WHAT YOU NEED TO DO: In the text on mesh networking, copy the passage starting at "Basically mesh routing" and ending at "the host’s bandwidth.", swapping "range" for "coverage".

EXCERPTED TEXT:
Basically mesh routing technology increases range and network capacity, enabling one internet connection to go a long way, perhaps unwiring an entire neighbourhood. The more nodes that connect up, the broader the reach. The coolest part is that people hopping on to the mesh network don’t need to have an Internet connex; they basically share the host’s bandwidth.

At this meeting, I bought a Meraki Mini, a small wireless mesh repeater. I’m just like that. It has plug ‘n play setup and configuration (thank goddess) so when I eventually take it out of the box I’ll become the host node for my ‘hood’s meshwork – no fuss no muss. The idea is to hook up to other nearby nodes to extend and strengthen Vancouver’s emergent wifi system. According to Meraki, its hosted back-end system automatically configures every router as part of each individual network; the company’s web-based centralized management shows how things are working through an allegedly simple, intuitive interface (I’ll let you know) that can be securely used from anywhere in the world.

DATASET CONTENT:
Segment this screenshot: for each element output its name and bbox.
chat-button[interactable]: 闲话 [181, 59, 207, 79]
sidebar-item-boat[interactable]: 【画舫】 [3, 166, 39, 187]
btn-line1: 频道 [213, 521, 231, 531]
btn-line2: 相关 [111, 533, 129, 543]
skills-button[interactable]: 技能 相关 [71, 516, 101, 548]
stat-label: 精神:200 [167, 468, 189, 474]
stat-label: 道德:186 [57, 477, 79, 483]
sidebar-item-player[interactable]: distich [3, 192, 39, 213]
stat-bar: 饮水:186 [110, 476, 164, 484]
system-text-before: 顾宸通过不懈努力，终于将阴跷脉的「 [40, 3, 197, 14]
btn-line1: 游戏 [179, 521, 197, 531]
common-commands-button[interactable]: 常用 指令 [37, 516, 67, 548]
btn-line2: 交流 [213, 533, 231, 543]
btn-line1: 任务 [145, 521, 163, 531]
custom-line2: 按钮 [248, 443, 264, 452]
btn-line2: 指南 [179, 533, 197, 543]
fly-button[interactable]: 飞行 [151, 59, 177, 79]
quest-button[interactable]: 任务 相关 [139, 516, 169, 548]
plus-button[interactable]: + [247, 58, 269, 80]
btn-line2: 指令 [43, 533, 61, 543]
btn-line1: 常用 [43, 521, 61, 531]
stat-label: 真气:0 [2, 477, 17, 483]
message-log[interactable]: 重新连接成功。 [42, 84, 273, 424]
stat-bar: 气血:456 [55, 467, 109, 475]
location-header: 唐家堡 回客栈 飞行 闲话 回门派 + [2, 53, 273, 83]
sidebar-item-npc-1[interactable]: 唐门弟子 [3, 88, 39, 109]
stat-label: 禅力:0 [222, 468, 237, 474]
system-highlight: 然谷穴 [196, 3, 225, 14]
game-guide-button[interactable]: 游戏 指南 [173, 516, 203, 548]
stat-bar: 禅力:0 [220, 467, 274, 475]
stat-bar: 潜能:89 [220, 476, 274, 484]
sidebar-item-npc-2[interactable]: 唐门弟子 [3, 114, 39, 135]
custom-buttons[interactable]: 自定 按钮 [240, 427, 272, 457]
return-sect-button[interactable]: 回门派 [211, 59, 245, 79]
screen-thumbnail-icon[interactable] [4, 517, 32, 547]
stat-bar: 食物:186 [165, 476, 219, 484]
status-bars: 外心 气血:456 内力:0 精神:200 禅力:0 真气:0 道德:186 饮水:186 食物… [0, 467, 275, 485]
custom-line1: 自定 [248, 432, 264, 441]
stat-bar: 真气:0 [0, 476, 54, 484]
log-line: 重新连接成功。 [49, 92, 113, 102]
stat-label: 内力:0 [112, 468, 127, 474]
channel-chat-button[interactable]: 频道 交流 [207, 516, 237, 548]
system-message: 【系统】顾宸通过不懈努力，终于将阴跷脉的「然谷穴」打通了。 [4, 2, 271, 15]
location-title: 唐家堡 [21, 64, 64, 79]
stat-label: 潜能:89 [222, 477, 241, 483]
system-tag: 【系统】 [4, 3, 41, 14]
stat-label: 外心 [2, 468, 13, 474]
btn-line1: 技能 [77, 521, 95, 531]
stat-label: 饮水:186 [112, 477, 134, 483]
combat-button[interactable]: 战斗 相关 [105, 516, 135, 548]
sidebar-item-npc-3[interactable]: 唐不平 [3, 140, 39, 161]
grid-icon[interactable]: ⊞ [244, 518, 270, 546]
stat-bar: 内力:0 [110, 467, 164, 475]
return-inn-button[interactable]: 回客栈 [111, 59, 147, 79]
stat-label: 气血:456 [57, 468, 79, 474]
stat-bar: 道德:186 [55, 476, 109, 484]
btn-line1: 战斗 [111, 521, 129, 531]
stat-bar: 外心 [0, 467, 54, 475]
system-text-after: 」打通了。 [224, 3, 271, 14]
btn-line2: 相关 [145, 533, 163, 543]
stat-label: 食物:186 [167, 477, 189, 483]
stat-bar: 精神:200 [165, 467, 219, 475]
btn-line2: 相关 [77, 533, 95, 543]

SOLVED PROBLEM:
Basically mesh routing technology increases coverage and network capacity, enabling one internet connection to go a long way, perhaps unwiring an entire neighbourhood. The more nodes that connect up, the broader the reach. The coolest part is that people hopping on to the mesh network don’t need to have an Internet connex; they basically share the host’s bandwidth.